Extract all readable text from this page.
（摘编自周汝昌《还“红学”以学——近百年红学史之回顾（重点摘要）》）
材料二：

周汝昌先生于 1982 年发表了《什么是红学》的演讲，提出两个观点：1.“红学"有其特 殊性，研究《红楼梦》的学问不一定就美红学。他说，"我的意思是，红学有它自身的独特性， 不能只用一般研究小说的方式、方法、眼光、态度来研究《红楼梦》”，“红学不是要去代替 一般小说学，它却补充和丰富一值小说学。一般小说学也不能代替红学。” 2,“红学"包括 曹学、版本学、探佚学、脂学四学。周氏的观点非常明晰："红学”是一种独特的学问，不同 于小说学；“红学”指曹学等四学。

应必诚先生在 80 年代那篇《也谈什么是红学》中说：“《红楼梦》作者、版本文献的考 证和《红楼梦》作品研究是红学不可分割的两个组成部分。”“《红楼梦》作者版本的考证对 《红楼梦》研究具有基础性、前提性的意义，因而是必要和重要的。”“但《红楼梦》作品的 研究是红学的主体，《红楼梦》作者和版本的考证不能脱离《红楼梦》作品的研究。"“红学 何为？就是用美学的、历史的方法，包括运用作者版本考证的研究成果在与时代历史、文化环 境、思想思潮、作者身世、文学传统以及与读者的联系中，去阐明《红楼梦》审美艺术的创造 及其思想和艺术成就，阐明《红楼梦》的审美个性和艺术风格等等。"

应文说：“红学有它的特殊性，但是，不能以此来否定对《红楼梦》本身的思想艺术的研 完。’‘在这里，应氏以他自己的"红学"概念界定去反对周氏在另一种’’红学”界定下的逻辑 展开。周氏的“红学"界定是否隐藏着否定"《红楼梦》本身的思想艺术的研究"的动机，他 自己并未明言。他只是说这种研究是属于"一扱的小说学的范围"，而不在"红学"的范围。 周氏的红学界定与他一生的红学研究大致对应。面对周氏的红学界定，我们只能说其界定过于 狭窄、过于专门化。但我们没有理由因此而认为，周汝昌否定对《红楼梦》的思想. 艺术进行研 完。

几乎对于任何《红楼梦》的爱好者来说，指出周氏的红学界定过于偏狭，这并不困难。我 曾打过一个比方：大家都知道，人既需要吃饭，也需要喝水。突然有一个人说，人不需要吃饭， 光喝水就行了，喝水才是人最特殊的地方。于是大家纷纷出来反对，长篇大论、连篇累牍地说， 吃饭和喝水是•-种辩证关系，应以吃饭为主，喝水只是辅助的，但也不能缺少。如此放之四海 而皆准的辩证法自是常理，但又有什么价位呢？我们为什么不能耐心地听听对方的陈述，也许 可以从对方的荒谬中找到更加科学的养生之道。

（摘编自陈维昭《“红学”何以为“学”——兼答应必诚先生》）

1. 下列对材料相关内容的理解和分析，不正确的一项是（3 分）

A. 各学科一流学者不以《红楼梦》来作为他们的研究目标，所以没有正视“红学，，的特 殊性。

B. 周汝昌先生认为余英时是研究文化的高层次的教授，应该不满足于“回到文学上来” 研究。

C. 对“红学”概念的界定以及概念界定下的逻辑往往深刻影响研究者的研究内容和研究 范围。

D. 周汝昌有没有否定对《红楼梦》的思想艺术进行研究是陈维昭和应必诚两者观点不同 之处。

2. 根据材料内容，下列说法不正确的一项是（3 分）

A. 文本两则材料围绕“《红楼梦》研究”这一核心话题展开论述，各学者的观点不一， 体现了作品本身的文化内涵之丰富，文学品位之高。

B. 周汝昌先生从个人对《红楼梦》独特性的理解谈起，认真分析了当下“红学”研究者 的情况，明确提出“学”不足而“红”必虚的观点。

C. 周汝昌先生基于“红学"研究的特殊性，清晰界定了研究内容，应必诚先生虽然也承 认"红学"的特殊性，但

• WHAT TO PRODUCE
Restate all of the entries exactly, please.

• SOLVED EXERCISE
Extract all readable text from this page.
（摘编自周汝昌《还“红学”以学——近百年红学史之回顾（重点摘要）》）
材料二：

周汝昌先生于 1982 年发表了《什么是红学》的演讲，提出两个观点：1.“红学"有其特 殊性，研究《红楼梦》的学问不一定就美红学。他说，"我的意思是，红学有它自身的独特性， 不能只用一般研究小说的方式、方法、眼光、态度来研究《红楼梦》”，“红学不是要去代替 一般小说学，它却补充和丰富一值小说学。一般小说学也不能代替红学。” 2,“红学"包括 曹学、版本学、探佚学、脂学四学。周氏的观点非常明晰："红学”是一种独特的学问，不同 于小说学；“红学”指曹学等四学。

应必诚先生在 80 年代那篇《也谈什么是红学》中说：“《红楼梦》作者、版本文献的考 证和《红楼梦》作品研究是红学不可分割的两个组成部分。”“《红楼梦》作者版本的考证对 《红楼梦》研究具有基础性、前提性的意义，因而是必要和重要的。”“但《红楼梦》作品的 研究是红学的主体，《红楼梦》作者和版本的考证不能脱离《红楼梦》作品的研究。"“红学 何为？就是用美学的、历史的方法，包括运用作者版本考证的研究成果在与时代历史、文化环 境、思想思潮、作者身世、文学传统以及与读者的联系中，去阐明《红楼梦》审美艺术的创造 及其思想和艺术成就，阐明《红楼梦》的审美个性和艺术风格等等。"

应文说：“红学有它的特殊性，但是，不能以此来否定对《红楼梦》本身的思想艺术的研 完。’‘在这里，应氏以他自己的"红学"概念界定去反对周氏在另一种’’红学”界定下的逻辑 展开。周氏的“红学"界定是否隐藏着否定"《红楼梦》本身的思想艺术的研究"的动机，他 自己并未明言。他只是说这种研究是属于"一扱的小说学的范围"，而不在"红学"的范围。 周氏的红学界定与他一生的红学研究大致对应。面对周氏的红学界定，我们只能说其界定过于 狭窄、过于专门化。但我们没有理由因此而认为，周汝昌否定对《红楼梦》的思想. 艺术进行研 完。

几乎对于任何《红楼梦》的爱好者来说，指出周氏的红学界定过于偏狭，这并不困难。我 曾打过一个比方：大家都知道，人既需要吃饭，也需要喝水。突然有一个人说，人不需要吃饭， 光喝水就行了，喝水才是人最特殊的地方。于是大家纷纷出来反对，长篇大论、连篇累牍地说， 吃饭和喝水是•-种辩证关系，应以吃饭为主，喝水只是辅助的，但也不能缺少。如此放之四海 而皆准的辩证法自是常理，但又有什么价位呢？我们为什么不能耐心地听听对方的陈述，也许 可以从对方的荒谬中找到更加科学的养生之道。

（摘编自陈维昭《“红学”何以为“学”——兼答应必诚先生》）

1. 下列对材料相关内容的理解和分析，不正确的一项是（3 分）

A. 各学科一流学者不以《红楼梦》来作为他们的研究目标，所以没有正视“红学，，的特 殊性。

B. 周汝昌先生认为余英时是研究文化的高层次的教授，应该不满足于“回到文学上来” 研究。

C. 对“红学”概念的界定以及概念界定下的逻辑往往深刻影响研究者的研究内容和研究 范围。

D. 周汝昌有没有否定对《红楼梦》的思想艺术进行研究是陈维昭和应必诚两者观点不同 之处。

2. 根据材料内容，下列说法不正确的一项是（3 分）

A. 文本两则材料围绕“《红楼梦》研究”这一核心话题展开论述，各学者的观点不一， 体现了作品本身的文化内涵之丰富，文学品位之高。

B. 周汝昌先生从个人对《红楼梦》独特性的理解谈起，认真分析了当下“红学”研究者 的情况，明确提出“学”不足而“红”必虚的观点。

C. 周汝昌先生基于“红学"研究的特殊性，清晰界定了研究内容，应必诚先生虽然也承 认"红学"的特殊性，但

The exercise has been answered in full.